Present every line in which the string "USDJPY" appears.

= Information provided =

──────────

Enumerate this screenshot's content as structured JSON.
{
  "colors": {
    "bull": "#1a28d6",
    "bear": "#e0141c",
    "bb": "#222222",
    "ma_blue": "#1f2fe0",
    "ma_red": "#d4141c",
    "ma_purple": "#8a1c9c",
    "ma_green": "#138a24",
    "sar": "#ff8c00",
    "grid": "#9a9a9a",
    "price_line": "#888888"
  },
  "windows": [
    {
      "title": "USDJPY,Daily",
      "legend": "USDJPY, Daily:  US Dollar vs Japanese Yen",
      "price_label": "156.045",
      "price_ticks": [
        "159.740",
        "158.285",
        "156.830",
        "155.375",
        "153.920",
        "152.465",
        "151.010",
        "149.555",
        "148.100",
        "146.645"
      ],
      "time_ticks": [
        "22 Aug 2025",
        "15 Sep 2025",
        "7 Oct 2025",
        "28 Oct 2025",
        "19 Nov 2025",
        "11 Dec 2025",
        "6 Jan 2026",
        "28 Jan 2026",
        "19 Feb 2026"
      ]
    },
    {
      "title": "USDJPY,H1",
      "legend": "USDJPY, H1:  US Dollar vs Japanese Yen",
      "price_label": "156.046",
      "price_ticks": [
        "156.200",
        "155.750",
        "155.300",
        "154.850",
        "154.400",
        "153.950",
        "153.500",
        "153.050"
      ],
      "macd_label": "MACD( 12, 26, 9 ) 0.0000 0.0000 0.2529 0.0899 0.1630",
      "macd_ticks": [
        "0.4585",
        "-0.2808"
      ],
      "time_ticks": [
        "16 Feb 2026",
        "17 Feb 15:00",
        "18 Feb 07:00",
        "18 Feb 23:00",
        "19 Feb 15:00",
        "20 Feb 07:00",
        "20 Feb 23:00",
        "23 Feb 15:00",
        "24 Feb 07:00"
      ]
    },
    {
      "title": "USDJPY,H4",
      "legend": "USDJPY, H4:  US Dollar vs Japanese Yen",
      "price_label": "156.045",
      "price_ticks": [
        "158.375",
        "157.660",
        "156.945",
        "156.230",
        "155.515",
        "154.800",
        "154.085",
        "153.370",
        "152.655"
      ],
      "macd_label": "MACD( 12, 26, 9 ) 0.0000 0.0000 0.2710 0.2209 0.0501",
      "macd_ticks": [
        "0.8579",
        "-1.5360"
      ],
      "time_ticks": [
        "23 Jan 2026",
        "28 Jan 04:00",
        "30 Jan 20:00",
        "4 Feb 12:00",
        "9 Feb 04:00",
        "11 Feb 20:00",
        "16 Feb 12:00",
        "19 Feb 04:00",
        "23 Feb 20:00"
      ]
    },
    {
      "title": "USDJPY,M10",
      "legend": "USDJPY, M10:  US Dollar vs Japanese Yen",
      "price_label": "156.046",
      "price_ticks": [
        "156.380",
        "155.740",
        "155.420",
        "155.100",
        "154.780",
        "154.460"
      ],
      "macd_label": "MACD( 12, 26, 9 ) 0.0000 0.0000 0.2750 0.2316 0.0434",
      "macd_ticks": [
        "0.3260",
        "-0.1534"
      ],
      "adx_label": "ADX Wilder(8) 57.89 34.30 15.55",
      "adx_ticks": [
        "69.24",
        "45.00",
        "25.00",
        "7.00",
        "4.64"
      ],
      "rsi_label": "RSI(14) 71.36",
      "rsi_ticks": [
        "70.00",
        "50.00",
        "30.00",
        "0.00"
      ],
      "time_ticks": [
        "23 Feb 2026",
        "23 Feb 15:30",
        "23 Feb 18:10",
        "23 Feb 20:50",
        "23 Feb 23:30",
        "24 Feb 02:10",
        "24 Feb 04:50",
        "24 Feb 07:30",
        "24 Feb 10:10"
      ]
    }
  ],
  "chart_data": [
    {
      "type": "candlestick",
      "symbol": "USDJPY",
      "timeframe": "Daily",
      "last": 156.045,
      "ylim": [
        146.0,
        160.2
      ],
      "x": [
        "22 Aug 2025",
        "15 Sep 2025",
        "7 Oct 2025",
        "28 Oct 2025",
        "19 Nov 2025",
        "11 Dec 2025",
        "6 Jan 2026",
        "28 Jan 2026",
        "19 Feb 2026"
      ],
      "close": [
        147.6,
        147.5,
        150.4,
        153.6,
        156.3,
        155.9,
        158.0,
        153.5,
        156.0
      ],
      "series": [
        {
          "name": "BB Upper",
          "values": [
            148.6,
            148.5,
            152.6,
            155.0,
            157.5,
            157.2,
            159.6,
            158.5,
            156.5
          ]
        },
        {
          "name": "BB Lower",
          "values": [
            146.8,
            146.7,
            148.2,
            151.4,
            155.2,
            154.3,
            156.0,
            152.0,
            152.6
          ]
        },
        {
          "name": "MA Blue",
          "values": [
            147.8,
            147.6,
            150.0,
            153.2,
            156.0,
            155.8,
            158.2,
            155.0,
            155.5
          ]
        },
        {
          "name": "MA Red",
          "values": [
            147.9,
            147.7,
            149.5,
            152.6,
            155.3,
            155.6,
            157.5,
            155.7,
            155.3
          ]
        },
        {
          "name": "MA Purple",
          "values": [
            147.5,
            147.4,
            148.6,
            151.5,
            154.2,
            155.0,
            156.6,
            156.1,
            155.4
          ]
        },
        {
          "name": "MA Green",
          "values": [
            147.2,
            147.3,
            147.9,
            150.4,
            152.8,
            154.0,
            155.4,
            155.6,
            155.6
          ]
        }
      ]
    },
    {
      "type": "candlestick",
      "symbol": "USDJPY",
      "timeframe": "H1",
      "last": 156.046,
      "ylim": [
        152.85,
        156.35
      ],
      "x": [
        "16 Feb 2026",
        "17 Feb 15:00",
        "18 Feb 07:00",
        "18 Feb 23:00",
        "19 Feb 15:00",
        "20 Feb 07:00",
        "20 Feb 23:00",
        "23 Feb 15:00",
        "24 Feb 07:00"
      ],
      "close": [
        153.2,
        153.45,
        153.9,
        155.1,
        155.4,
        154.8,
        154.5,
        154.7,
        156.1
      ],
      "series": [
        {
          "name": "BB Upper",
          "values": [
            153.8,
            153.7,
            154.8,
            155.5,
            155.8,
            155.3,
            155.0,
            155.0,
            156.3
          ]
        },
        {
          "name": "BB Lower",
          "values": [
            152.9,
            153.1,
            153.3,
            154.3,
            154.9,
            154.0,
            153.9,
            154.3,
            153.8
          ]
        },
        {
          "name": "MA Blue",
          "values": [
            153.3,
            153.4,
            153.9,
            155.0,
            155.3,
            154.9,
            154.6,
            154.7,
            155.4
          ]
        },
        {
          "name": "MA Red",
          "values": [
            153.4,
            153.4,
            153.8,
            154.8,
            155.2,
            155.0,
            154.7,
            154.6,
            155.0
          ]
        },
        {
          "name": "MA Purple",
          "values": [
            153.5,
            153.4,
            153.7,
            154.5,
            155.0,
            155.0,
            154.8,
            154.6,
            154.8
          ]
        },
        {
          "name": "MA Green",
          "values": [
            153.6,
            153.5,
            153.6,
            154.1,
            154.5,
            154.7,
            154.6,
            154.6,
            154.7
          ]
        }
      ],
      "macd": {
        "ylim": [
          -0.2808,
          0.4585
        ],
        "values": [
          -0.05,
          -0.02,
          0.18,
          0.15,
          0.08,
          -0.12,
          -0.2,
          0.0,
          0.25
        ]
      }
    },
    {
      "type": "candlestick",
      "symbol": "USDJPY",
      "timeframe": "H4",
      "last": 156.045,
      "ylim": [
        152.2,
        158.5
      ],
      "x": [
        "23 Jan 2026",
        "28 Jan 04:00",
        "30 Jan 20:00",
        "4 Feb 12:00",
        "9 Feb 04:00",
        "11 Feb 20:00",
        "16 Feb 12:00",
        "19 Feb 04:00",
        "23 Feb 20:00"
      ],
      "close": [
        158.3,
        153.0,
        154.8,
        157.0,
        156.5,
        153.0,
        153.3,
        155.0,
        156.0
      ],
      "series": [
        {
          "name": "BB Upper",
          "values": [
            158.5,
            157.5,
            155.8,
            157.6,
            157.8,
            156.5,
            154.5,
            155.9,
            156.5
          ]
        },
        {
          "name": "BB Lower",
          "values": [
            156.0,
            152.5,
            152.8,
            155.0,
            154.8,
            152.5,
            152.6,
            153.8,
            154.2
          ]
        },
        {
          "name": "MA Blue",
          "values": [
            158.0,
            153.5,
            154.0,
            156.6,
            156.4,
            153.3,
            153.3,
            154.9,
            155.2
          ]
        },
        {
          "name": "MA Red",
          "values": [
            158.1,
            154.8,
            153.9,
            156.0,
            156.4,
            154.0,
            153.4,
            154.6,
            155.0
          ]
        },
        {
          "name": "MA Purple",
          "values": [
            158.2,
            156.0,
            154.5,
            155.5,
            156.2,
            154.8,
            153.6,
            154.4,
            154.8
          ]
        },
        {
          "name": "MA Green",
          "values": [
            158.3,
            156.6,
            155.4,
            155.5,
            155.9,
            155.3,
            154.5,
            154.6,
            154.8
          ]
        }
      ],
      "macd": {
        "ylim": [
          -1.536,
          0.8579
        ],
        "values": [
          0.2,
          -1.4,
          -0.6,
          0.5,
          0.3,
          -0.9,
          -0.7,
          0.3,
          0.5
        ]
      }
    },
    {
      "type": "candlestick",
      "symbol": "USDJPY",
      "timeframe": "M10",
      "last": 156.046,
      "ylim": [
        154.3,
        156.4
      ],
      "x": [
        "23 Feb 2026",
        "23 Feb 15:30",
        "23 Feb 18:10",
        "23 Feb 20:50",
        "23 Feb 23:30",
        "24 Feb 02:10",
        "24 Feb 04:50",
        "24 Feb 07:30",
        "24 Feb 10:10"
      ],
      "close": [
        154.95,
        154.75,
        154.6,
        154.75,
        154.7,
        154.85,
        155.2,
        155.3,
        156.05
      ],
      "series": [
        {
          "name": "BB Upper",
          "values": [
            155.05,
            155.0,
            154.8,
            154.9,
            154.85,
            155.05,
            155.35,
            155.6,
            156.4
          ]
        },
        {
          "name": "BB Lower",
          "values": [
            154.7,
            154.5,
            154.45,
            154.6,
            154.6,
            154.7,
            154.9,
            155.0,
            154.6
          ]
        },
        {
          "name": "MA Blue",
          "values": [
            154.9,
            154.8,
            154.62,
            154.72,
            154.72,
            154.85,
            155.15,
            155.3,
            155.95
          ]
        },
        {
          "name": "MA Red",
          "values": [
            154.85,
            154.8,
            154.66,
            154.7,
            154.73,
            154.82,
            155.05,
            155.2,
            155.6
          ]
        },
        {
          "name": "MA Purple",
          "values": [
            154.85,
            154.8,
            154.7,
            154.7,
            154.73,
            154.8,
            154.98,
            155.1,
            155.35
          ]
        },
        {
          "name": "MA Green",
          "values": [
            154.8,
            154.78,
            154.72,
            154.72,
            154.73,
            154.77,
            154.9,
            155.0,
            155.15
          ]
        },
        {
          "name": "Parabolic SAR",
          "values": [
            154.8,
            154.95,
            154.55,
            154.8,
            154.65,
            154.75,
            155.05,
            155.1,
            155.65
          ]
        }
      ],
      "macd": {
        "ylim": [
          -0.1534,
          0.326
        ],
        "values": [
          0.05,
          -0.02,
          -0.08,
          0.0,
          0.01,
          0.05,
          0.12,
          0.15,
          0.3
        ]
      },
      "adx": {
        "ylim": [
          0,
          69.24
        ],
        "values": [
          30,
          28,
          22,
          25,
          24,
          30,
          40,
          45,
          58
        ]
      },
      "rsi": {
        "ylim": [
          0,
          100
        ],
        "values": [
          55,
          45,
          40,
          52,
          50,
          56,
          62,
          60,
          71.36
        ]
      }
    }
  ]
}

──────────

= Result =
      "title": "USDJPY,Daily",
      "legend": "USDJPY, Daily:  US Dollar vs Japanese Yen",
      "title": "USDJPY,H1",
      "legend": "USDJPY, H1:  US Dollar vs Japanese Yen",
      "title": "USDJPY,H4",
      "legend": "USDJPY, H4:  US Dollar vs Japanese Yen",
      "title": "USDJPY,M10",
      "legend": "USDJPY, M10:  US Dollar vs Japanese Yen",
      "symbol": "USDJPY",
      "symbol": "USDJPY",
      "symbol": "USDJPY",
      "symbol": "USDJPY",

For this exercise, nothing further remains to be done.